Stored items
START

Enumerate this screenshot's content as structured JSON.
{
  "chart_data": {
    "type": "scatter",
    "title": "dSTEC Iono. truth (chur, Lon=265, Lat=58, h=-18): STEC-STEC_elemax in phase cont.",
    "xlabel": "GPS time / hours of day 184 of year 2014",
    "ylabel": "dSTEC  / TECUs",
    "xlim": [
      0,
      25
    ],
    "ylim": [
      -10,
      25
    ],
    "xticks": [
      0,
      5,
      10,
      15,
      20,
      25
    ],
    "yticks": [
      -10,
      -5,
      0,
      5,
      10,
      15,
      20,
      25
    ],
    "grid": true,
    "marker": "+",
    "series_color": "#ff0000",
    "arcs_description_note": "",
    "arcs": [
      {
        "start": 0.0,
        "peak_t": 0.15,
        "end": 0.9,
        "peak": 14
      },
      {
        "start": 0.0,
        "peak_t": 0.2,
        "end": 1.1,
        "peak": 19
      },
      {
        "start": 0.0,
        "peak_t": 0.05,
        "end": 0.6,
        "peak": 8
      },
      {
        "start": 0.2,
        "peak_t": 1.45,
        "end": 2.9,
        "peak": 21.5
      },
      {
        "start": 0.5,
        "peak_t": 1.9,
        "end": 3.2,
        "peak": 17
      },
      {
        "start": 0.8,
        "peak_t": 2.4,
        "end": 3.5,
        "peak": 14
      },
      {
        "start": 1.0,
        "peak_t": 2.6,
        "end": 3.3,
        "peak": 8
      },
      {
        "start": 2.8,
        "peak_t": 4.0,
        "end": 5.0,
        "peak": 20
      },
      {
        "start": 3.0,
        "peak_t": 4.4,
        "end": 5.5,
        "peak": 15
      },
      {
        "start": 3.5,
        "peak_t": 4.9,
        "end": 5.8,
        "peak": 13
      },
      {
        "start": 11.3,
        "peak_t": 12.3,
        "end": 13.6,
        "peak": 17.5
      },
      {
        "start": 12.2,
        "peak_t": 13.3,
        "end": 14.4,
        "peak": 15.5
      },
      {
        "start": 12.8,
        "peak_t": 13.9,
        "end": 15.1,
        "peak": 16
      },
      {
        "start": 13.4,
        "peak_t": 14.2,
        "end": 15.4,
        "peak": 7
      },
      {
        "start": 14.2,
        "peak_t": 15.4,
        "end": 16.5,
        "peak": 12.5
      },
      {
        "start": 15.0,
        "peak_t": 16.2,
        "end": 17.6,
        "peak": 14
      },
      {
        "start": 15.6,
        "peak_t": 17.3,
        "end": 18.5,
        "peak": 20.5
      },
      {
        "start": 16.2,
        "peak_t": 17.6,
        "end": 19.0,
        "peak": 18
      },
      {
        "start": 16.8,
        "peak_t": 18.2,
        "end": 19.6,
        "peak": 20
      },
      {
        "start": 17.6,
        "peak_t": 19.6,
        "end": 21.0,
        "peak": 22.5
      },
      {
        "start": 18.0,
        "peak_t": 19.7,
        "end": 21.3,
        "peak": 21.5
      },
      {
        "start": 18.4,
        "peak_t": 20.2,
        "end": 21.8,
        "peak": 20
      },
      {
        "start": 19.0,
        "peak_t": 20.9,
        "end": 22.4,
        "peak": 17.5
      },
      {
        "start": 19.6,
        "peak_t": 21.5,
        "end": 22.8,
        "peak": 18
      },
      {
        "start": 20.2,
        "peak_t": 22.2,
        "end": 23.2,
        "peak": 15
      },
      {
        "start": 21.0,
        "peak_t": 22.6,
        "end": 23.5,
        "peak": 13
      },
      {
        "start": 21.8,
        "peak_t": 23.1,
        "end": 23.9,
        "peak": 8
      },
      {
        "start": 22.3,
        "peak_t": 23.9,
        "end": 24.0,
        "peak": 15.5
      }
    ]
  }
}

END

■ Written instruction ■
Give back each line above precisely as it stands.

■ Response ■
Enumerate this screenshot's content as structured JSON.
{
  "chart_data": {
    "type": "scatter",
    "title": "dSTEC Iono. truth (chur, Lon=265, Lat=58, h=-18): STEC-STEC_elemax in phase cont.",
    "xlabel": "GPS time / hours of day 184 of year 2014",
    "ylabel": "dSTEC  / TECUs",
    "xlim": [
      0,
      25
    ],
    "ylim": [
      -10,
      25
    ],
    "xticks": [
      0,
      5,
      10,
      15,
      20,
      25
    ],
    "yticks": [
      -10,
      -5,
      0,
      5,
      10,
      15,
      20,
      25
    ],
    "grid": true,
    "marker": "+",
    "series_color": "#ff0000",
    "arcs_description_note": "",
    "arcs": [
      {
        "start": 0.0,
        "peak_t": 0.15,
        "end": 0.9,
        "peak": 14
      },
      {
        "start": 0.0,
        "peak_t": 0.2,
        "end": 1.1,
        "peak": 19
      },
      {
        "start": 0.0,
        "peak_t": 0.05,
        "end": 0.6,
        "peak": 8
      },
      {
        "start": 0.2,
        "peak_t": 1.45,
        "end": 2.9,
        "peak": 21.5
      },
      {
        "start": 0.5,
        "peak_t": 1.9,
        "end": 3.2,
        "peak": 17
      },
      {
        "start": 0.8,
        "peak_t": 2.4,
        "end": 3.5,
        "peak": 14
      },
      {
        "start": 1.0,
        "peak_t": 2.6,
        "end": 3.3,
        "peak": 8
      },
      {
        "start": 2.8,
        "peak_t": 4.0,
        "end": 5.0,
        "peak": 20
      },
      {
        "start": 3.0,
        "peak_t": 4.4,
        "end": 5.5,
        "peak": 15
      },
      {
        "start": 3.5,
        "peak_t": 4.9,
        "end": 5.8,
        "peak": 13
      },
      {
        "start": 11.3,
        "peak_t": 12.3,
        "end": 13.6,
        "peak": 17.5
      },
      {
        "start": 12.2,
        "peak_t": 13.3,
        "end": 14.4,
        "peak": 15.5
      },
      {
        "start": 12.8,
        "peak_t": 13.9,
        "end": 15.1,
        "peak": 16
      },
      {
        "start": 13.4,
        "peak_t": 14.2,
        "end": 15.4,
        "peak": 7
      },
      {
        "start": 14.2,
        "peak_t": 15.4,
        "end": 16.5,
        "peak": 12.5
      },
      {
        "start": 15.0,
        "peak_t": 16.2,
        "end": 17.6,
        "peak": 14
      },
      {
        "start": 15.6,
        "peak_t": 17.3,
        "end": 18.5,
        "peak": 20.5
      },
      {
        "start": 16.2,
        "peak_t": 17.6,
        "end": 19.0,
        "peak": 18
      },
      {
        "start": 16.8,
        "peak_t": 18.2,
        "end": 19.6,
        "peak": 20
      },
      {
        "start": 17.6,
        "peak_t": 19.6,
        "end": 21.0,
        "peak": 22.5
      },
      {
        "start": 18.0,
        "peak_t": 19.7,
        "end": 21.3,
        "peak": 21.5
      },
      {
        "start": 18.4,
        "peak_t": 20.2,
        "end": 21.8,
        "peak": 20
      },
      {
        "start": 19.0,
        "peak_t": 20.9,
        "end": 22.4,
        "peak": 17.5
      },
      {
        "start": 19.6,
        "peak_t": 21.5,
        "end": 22.8,
        "peak": 18
      },
      {
        "start": 20.2,
        "peak_t": 22.2,
        "end": 23.2,
        "peak": 15
      },
      {
        "start": 21.0,
        "peak_t": 22.6,
        "end": 23.5,
        "peak": 13
      },
      {
        "start": 21.8,
        "peak_t": 23.1,
        "end": 23.9,
        "peak": 8
      },
      {
        "start": 22.3,
        "peak_t": 23.9,
        "end": 24.0,
        "peak": 15.5
      }
    ]
  }
}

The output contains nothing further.